SOURCE DATA:
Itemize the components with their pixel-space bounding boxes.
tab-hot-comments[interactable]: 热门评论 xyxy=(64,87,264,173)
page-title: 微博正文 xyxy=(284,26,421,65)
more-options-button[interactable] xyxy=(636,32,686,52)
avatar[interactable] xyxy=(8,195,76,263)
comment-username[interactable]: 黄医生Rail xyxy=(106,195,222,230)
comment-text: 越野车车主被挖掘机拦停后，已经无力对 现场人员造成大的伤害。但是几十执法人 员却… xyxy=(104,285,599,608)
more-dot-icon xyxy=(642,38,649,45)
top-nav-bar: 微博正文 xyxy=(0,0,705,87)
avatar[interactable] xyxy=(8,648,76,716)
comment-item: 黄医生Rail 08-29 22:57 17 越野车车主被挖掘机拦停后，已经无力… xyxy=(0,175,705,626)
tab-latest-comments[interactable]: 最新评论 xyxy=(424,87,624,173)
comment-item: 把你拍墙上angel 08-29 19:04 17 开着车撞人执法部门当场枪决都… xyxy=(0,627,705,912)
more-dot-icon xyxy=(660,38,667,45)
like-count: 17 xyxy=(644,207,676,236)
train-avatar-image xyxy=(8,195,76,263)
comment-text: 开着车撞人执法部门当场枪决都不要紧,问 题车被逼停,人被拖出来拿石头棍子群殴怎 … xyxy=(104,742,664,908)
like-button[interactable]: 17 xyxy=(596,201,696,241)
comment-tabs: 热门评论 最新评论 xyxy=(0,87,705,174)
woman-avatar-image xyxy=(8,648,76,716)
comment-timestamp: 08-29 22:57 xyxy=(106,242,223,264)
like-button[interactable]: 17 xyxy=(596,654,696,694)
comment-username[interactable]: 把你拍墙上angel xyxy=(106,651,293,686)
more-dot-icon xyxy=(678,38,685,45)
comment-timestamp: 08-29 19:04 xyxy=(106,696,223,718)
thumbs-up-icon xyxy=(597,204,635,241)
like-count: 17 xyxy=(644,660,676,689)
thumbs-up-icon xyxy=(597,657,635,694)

TASK INSTRUCTIONS: Reproduce the items above verbatim, from the first line through the line containing "like-button[interactable]: 17 xyxy=(596,654,696,694)".

WRITTEN SOLUTION:
Itemize the components with their pixel-space bounding boxes.
tab-hot-comments[interactable]: 热门评论 xyxy=(64,87,264,173)
page-title: 微博正文 xyxy=(284,26,421,65)
more-options-button[interactable] xyxy=(636,32,686,52)
avatar[interactable] xyxy=(8,195,76,263)
comment-username[interactable]: 黄医生Rail xyxy=(106,195,222,230)
comment-text: 越野车车主被挖掘机拦停后，已经无力对 现场人员造成大的伤害。但是几十执法人 员却… xyxy=(104,285,599,608)
more-dot-icon xyxy=(642,38,649,45)
top-nav-bar: 微博正文 xyxy=(0,0,705,87)
avatar[interactable] xyxy=(8,648,76,716)
comment-item: 黄医生Rail 08-29 22:57 17 越野车车主被挖掘机拦停后，已经无力… xyxy=(0,175,705,626)
tab-latest-comments[interactable]: 最新评论 xyxy=(424,87,624,173)
comment-item: 把你拍墙上angel 08-29 19:04 17 开着车撞人执法部门当场枪决都… xyxy=(0,627,705,912)
more-dot-icon xyxy=(660,38,667,45)
like-count: 17 xyxy=(644,207,676,236)
train-avatar-image xyxy=(8,195,76,263)
comment-text: 开着车撞人执法部门当场枪决都不要紧,问 题车被逼停,人被拖出来拿石头棍子群殴怎 … xyxy=(104,742,664,908)
like-button[interactable]: 17 xyxy=(596,201,696,241)
comment-tabs: 热门评论 最新评论 xyxy=(0,87,705,174)
woman-avatar-image xyxy=(8,648,76,716)
comment-timestamp: 08-29 22:57 xyxy=(106,242,223,264)
like-button[interactable]: 17 xyxy=(596,654,696,694)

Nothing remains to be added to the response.